-- START Provided entries --
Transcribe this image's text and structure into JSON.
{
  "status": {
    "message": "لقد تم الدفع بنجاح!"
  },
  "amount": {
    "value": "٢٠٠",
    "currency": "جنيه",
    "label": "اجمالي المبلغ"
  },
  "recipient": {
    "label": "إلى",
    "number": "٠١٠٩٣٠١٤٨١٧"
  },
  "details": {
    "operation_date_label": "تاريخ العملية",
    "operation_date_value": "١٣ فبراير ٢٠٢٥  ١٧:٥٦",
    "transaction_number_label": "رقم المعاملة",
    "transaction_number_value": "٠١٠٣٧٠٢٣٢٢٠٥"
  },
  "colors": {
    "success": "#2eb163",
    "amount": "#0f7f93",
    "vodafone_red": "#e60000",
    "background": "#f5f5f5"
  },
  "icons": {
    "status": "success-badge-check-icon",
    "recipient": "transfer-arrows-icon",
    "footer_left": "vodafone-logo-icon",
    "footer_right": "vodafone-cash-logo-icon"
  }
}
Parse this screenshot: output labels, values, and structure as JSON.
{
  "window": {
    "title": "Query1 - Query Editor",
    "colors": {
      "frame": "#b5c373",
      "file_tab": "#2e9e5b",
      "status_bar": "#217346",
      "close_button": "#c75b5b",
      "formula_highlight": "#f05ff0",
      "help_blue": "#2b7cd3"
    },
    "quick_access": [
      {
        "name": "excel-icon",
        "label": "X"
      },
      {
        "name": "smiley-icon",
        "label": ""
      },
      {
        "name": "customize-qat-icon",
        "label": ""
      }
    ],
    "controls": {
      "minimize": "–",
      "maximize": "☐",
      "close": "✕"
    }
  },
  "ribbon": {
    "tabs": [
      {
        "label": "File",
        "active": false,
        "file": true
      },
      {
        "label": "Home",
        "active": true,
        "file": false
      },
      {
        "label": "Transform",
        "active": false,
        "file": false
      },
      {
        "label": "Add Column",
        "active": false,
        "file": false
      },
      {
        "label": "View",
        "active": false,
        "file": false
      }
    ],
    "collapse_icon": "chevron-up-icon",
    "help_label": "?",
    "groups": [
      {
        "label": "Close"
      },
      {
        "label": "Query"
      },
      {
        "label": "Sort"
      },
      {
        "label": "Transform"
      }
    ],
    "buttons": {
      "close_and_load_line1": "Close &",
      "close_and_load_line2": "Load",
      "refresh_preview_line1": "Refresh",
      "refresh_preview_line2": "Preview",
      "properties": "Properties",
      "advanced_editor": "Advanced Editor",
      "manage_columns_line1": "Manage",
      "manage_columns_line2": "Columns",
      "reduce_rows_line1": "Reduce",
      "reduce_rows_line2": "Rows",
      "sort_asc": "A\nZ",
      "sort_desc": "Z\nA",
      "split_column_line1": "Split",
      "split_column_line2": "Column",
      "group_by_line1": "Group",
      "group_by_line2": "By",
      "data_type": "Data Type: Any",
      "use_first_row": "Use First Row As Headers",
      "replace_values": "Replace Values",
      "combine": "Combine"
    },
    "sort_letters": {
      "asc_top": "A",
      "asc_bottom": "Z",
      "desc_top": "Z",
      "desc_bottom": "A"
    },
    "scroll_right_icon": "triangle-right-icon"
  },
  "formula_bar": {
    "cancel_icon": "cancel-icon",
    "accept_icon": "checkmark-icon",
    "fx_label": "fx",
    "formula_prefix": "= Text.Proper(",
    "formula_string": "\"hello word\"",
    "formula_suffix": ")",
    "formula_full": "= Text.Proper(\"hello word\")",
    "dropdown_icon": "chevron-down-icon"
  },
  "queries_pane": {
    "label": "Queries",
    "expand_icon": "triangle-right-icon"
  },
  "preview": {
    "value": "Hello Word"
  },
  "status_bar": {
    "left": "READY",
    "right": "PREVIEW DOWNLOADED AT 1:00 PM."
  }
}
-- END Provided entries --
▶ Instructions for the task:
Search the entries for the word "chevron", then gather every line that has it.

▶ Answer to this problem:
    "collapse_icon": "chevron-up-icon",
    "dropdown_icon": "chevron-down-icon"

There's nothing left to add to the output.